EXERCISE INSTRUCTIONS: Report every line from the material that contains the word "name".

RAW DATA:
>>>
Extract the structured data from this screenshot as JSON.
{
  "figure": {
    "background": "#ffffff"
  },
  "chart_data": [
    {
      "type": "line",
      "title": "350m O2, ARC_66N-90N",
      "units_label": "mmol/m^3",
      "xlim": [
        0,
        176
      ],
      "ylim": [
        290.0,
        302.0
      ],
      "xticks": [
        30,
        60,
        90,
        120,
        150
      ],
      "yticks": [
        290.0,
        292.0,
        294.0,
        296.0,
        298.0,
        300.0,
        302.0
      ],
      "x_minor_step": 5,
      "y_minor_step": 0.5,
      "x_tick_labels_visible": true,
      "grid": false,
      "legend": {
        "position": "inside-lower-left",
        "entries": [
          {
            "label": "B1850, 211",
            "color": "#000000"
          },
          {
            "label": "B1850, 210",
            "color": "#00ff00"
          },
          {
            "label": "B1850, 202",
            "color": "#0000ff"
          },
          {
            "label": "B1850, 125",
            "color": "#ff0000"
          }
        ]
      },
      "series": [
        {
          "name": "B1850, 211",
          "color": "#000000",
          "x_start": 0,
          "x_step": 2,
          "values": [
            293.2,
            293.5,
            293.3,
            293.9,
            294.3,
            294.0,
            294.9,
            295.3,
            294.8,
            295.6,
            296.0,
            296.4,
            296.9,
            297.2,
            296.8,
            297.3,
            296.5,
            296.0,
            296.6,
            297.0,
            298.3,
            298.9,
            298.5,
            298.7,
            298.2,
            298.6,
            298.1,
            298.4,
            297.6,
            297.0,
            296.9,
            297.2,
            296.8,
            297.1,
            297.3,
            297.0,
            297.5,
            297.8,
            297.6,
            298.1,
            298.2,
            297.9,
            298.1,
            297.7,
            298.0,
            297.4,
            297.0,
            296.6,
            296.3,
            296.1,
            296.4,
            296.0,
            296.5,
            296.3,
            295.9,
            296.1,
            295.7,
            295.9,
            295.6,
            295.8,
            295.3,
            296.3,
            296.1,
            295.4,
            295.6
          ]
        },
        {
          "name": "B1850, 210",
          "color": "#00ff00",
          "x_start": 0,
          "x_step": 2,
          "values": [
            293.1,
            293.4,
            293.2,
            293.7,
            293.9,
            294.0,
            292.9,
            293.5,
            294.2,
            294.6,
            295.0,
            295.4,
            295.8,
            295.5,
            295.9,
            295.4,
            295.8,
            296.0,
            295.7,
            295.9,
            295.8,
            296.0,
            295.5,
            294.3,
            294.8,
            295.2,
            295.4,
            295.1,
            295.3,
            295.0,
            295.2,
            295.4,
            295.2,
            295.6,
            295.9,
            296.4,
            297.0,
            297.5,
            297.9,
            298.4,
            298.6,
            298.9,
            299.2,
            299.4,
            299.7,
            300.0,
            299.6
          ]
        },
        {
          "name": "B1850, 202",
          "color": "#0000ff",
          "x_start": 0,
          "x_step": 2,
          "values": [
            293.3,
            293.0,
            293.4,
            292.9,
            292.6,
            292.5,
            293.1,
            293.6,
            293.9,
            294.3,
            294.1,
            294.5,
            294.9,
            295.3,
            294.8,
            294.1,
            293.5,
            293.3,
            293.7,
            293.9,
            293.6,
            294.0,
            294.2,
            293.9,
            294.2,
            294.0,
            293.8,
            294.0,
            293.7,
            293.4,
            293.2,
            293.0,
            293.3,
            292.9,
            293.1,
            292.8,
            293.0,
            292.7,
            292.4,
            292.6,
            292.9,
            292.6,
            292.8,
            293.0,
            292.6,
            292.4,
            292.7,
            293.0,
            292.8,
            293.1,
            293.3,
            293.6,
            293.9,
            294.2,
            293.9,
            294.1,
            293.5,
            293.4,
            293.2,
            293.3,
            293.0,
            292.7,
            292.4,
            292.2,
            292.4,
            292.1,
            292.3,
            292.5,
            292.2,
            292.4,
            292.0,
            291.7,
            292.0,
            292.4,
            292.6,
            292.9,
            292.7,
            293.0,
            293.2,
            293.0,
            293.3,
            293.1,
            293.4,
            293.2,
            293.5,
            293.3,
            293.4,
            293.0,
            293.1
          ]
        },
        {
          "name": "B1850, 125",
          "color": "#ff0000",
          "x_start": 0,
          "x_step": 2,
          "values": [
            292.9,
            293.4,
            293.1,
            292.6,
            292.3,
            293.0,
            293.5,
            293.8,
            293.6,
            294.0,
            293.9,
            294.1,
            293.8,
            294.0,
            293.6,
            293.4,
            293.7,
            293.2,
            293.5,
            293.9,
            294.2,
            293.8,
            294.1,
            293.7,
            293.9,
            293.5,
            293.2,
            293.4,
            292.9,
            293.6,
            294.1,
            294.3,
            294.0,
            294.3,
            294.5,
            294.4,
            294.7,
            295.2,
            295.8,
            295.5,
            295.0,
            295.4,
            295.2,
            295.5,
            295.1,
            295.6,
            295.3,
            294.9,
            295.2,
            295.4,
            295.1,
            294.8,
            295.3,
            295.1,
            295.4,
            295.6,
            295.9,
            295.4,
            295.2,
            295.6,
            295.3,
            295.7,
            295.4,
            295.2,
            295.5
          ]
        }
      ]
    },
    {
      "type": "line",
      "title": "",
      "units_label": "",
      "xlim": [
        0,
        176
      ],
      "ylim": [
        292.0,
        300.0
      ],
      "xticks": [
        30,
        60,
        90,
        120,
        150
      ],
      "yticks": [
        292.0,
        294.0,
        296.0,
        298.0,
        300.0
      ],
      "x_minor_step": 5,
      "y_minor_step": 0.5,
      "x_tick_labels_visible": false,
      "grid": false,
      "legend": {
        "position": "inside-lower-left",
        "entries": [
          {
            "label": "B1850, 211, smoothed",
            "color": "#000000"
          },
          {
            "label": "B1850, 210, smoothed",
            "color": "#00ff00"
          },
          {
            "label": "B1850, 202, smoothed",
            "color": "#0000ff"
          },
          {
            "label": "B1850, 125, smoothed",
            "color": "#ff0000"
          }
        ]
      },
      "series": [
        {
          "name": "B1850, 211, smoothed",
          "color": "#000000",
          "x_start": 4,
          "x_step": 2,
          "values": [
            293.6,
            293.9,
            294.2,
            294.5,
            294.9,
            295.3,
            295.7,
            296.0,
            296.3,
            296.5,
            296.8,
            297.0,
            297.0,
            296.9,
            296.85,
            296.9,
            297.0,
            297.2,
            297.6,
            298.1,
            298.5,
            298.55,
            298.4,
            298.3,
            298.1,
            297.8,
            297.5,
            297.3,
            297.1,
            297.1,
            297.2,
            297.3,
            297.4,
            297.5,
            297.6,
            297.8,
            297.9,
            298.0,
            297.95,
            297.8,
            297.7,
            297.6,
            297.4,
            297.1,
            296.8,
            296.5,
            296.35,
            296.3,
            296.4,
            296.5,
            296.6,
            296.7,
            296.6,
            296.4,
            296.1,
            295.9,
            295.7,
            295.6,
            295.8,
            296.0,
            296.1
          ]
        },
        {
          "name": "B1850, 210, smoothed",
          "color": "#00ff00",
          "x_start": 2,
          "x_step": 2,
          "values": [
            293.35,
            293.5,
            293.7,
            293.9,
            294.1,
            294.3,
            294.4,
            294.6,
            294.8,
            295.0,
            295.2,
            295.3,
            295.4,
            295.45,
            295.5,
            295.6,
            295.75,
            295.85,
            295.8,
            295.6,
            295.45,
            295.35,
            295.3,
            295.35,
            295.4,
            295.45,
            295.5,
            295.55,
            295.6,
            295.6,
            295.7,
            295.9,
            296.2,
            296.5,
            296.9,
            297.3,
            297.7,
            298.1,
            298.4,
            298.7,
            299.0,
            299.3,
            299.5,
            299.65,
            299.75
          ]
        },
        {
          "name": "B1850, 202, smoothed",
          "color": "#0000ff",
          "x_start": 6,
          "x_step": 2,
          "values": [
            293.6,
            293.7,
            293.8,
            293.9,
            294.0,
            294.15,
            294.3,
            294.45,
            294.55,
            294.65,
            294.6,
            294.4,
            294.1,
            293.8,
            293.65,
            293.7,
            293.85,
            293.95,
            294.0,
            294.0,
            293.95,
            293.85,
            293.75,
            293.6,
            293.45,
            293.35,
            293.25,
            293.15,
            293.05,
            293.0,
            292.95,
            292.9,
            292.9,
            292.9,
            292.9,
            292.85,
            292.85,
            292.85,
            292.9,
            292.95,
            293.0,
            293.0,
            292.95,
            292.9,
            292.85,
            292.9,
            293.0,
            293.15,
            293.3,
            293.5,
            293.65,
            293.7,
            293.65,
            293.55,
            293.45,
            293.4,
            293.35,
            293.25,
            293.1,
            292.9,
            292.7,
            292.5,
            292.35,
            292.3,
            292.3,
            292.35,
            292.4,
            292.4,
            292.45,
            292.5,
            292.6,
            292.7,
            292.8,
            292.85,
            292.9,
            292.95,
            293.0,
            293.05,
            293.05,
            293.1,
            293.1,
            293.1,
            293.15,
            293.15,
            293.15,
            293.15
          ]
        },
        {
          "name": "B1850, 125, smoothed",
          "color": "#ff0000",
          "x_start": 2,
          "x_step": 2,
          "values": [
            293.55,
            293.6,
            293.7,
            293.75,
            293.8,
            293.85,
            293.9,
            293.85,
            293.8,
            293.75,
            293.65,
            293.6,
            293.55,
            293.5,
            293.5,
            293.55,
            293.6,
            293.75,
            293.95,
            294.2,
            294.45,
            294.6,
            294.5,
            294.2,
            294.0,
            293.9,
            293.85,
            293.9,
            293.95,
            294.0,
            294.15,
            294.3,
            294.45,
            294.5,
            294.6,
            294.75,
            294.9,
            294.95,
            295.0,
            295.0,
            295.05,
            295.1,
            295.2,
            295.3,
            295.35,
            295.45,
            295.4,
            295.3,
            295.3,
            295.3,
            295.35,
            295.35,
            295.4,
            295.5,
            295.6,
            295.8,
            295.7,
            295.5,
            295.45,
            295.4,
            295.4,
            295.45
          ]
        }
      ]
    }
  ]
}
<<<
RESULT BELOW:
          "name": "B1850, 211",
          "name": "B1850, 210",
          "name": "B1850, 202",
          "name": "B1850, 125",
          "name": "B1850, 211, smoothed",
          "name": "B1850, 210, smoothed",
          "name": "B1850, 202, smoothed",
          "name": "B1850, 125, smoothed",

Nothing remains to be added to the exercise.